▶ _Task brief_
Retype the whole listing below, character for character.

--- Begin Given records ---

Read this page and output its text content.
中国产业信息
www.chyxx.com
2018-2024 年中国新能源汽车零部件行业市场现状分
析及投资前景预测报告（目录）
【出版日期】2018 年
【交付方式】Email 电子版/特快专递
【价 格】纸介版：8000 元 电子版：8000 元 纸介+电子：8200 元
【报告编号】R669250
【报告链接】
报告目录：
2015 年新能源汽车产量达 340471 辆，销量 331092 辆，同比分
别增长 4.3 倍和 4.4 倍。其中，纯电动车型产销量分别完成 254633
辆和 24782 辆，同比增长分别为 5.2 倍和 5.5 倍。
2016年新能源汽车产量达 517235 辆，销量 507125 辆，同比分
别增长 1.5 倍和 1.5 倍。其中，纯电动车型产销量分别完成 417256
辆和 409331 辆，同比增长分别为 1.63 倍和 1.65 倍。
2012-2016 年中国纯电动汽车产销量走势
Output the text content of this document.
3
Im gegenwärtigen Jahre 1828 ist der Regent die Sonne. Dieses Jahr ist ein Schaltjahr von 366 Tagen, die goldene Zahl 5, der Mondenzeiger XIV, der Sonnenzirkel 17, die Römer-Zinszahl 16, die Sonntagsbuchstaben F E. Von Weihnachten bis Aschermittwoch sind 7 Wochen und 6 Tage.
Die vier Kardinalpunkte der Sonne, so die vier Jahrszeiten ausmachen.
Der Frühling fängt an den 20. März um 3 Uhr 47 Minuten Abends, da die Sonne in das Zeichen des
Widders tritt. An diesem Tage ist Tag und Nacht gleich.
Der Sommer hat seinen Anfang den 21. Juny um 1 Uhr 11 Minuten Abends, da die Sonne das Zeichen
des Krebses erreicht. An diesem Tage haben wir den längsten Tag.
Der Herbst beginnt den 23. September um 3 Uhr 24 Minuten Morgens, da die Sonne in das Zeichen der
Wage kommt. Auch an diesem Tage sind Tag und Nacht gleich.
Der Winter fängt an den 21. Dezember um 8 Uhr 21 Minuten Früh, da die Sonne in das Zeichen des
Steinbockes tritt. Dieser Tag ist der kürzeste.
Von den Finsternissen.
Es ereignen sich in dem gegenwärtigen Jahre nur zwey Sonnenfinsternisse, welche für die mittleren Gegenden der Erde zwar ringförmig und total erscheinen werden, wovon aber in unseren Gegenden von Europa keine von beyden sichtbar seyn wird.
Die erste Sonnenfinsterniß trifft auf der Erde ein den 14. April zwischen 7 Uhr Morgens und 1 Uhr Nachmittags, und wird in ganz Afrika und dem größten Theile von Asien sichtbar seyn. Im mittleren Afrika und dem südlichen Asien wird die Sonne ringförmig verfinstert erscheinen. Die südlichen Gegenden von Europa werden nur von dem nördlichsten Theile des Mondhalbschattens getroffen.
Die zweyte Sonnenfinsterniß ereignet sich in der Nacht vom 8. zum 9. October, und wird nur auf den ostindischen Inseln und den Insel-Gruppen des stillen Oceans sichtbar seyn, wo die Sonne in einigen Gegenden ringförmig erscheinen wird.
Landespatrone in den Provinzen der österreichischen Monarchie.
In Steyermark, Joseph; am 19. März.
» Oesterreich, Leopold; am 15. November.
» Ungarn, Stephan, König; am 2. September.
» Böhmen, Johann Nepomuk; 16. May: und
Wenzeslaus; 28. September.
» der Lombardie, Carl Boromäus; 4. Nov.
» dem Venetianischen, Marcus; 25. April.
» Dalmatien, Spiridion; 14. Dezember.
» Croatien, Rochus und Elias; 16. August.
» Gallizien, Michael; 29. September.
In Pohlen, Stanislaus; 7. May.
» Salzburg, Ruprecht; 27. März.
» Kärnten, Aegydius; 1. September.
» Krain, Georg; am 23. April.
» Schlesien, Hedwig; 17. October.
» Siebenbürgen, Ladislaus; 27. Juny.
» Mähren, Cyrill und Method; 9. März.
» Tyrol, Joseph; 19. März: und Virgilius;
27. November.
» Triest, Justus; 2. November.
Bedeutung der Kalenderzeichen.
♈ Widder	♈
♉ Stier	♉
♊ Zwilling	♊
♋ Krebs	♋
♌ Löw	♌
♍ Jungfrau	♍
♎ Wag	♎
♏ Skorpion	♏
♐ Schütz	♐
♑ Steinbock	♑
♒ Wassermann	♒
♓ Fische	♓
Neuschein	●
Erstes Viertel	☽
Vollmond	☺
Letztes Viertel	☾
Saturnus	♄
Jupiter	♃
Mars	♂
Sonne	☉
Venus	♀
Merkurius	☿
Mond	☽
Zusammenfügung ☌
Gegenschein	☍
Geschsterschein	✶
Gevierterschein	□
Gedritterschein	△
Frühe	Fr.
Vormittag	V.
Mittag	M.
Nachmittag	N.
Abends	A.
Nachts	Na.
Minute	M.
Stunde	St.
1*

--- End Given records ---

▶ _The completed task_
Read this page and output its text content.
中国产业信息
www.chyxx.com
2018-2024 年中国新能源汽车零部件行业市场现状分
析及投资前景预测报告（目录）
【出版日期】2018 年
【交付方式】Email 电子版/特快专递
【价 格】纸介版：8000 元 电子版：8000 元 纸介+电子：8200 元
【报告编号】R669250
【报告链接】
报告目录：
2015 年新能源汽车产量达 340471 辆，销量 331092 辆，同比分
别增长 4.3 倍和 4.4 倍。其中，纯电动车型产销量分别完成 254633
辆和 24782 辆，同比增长分别为 5.2 倍和 5.5 倍。
2016年新能源汽车产量达 517235 辆，销量 507125 辆，同比分
别增长 1.5 倍和 1.5 倍。其中，纯电动车型产销量分别完成 417256
辆和 409331 辆，同比增长分别为 1.63 倍和 1.65 倍。
2012-2016 年中国纯电动汽车产销量走势
Output the text content of this document.
3
Im gegenwärtigen Jahre 1828 ist der Regent die Sonne. Dieses Jahr ist ein Schaltjahr von 366 Tagen, die goldene Zahl 5, der Mondenzeiger XIV, der Sonnenzirkel 17, die Römer-Zinszahl 16, die Sonntagsbuchstaben F E. Von Weihnachten bis Aschermittwoch sind 7 Wochen und 6 Tage.
Die vier Kardinalpunkte der Sonne, so die vier Jahrszeiten ausmachen.
Der Frühling fängt an den 20. März um 3 Uhr 47 Minuten Abends, da die Sonne in das Zeichen des
Widders tritt. An diesem Tage ist Tag und Nacht gleich.
Der Sommer hat seinen Anfang den 21. Juny um 1 Uhr 11 Minuten Abends, da die Sonne das Zeichen
des Krebses erreicht. An diesem Tage haben wir den längsten Tag.
Der Herbst beginnt den 23. September um 3 Uhr 24 Minuten Morgens, da die Sonne in das Zeichen der
Wage kommt. Auch an diesem Tage sind Tag und Nacht gleich.
Der Winter fängt an den 21. Dezember um 8 Uhr 21 Minuten Früh, da die Sonne in das Zeichen des
Steinbockes tritt. Dieser Tag ist der kürzeste.
Von den Finsternissen.
Es ereignen sich in dem gegenwärtigen Jahre nur zwey Sonnenfinsternisse, welche für die mittleren Gegenden der Erde zwar ringförmig und total erscheinen werden, wovon aber in unseren Gegenden von Europa keine von beyden sichtbar seyn wird.
Die erste Sonnenfinsterniß trifft auf der Erde ein den 14. April zwischen 7 Uhr Morgens und 1 Uhr Nachmittags, und wird in ganz Afrika und dem größten Theile von Asien sichtbar seyn. Im mittleren Afrika und dem südlichen Asien wird die Sonne ringförmig verfinstert erscheinen. Die südlichen Gegenden von Europa werden nur von dem nördlichsten Theile des Mondhalbschattens getroffen.
Die zweyte Sonnenfinsterniß ereignet sich in der Nacht vom 8. zum 9. October, und wird nur auf den ostindischen Inseln und den Insel-Gruppen des stillen Oceans sichtbar seyn, wo die Sonne in einigen Gegenden ringförmig erscheinen wird.
Landespatrone in den Provinzen der österreichischen Monarchie.
In Steyermark, Joseph; am 19. März.
» Oesterreich, Leopold; am 15. November.
» Ungarn, Stephan, König; am 2. September.
» Böhmen, Johann Nepomuk; 16. May: und
Wenzeslaus; 28. September.
» der Lombardie, Carl Boromäus; 4. Nov.
» dem Venetianischen, Marcus; 25. April.
» Dalmatien, Spiridion; 14. Dezember.
» Croatien, Rochus und Elias; 16. August.
» Gallizien, Michael; 29. September.
In Pohlen, Stanislaus; 7. May.
» Salzburg, Ruprecht; 27. März.
» Kärnten, Aegydius; 1. September.
» Krain, Georg; am 23. April.
» Schlesien, Hedwig; 17. October.
» Siebenbürgen, Ladislaus; 27. Juny.
» Mähren, Cyrill und Method; 9. März.
» Tyrol, Joseph; 19. März: und Virgilius;
27. November.
» Triest, Justus; 2. November.
Bedeutung der Kalenderzeichen.
♈ Widder	♈
♉ Stier	♉
♊ Zwilling	♊
♋ Krebs	♋
♌ Löw	♌
♍ Jungfrau	♍
♎ Wag	♎
♏ Skorpion	♏
♐ Schütz	♐
♑ Steinbock	♑
♒ Wassermann	♒
♓ Fische	♓
Neuschein	●
Erstes Viertel	☽
Vollmond	☺
Letztes Viertel	☾
Saturnus	♄
Jupiter	♃
Mars	♂
Sonne	☉
Venus	♀
Merkurius	☿
Mond	☽
Zusammenfügung ☌
Gegenschein	☍
Geschsterschein	✶
Gevierterschein	□
Gedritterschein	△
Frühe	Fr.
Vormittag	V.
Mittag	M.
Nachmittag	N.
Abends	A.
Nachts	Na.
Minute	M.
Stunde	St.
1*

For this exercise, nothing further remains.